**What needs to be done**: Go through the entries below and collect each line with the string "name" in it.

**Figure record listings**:
>> start

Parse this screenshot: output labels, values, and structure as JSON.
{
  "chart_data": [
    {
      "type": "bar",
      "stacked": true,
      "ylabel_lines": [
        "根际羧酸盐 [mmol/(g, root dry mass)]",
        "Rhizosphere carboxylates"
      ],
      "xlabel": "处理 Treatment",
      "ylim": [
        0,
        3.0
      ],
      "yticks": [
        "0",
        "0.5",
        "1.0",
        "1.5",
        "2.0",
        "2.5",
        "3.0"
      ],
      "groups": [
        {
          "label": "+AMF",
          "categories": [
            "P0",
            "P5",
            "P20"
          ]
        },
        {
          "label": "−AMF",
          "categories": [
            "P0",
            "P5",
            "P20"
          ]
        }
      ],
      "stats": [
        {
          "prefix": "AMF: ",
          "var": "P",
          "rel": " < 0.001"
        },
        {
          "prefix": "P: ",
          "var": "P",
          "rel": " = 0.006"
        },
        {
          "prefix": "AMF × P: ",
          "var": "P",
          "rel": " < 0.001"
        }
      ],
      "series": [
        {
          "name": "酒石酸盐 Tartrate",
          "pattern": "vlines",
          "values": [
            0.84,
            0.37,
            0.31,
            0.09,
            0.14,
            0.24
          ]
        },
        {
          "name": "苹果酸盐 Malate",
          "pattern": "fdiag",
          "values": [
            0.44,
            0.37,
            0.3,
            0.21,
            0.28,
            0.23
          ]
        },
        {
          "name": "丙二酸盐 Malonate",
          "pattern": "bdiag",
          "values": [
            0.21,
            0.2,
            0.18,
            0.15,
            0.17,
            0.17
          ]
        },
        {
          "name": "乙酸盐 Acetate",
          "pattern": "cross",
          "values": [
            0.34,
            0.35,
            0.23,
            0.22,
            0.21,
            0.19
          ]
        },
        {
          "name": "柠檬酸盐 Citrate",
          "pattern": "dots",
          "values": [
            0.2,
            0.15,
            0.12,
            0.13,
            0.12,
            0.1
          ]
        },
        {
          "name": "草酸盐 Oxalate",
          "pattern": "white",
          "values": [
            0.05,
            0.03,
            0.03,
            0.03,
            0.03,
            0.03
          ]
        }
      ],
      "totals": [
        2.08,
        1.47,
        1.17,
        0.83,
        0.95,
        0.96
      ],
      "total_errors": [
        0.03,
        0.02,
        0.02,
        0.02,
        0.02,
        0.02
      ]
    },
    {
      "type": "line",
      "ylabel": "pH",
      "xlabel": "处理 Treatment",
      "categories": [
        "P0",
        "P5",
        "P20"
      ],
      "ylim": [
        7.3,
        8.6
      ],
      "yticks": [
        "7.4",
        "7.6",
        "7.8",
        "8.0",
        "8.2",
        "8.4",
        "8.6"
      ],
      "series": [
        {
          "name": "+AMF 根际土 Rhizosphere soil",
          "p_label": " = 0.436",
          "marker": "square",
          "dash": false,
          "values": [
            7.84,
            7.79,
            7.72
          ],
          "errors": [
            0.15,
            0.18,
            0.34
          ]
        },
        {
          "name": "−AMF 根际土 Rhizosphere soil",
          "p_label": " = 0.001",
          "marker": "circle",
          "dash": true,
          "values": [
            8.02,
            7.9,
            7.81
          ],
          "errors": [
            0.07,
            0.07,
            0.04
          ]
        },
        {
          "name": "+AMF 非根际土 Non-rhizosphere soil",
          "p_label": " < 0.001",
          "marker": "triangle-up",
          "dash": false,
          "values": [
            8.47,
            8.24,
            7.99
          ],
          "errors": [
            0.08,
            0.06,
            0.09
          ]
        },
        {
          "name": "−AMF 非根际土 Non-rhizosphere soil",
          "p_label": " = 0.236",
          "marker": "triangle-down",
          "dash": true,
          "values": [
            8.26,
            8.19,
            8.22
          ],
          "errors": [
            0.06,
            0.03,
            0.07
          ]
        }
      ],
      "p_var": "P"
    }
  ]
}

>> end

**Exercise response**:
          "name": "酒石酸盐 Tartrate",
          "name": "苹果酸盐 Malate",
          "name": "丙二酸盐 Malonate",
          "name": "乙酸盐 Acetate",
          "name": "柠檬酸盐 Citrate",
          "name": "草酸盐 Oxalate",
          "name": "+AMF 根际土 Rhizosphere soil",
          "name": "−AMF 根际土 Rhizosphere soil",
          "name": "+AMF 非根际土 Non-rhizosphere soil",
          "name": "−AMF 非根际土 Non-rhizosphere soil",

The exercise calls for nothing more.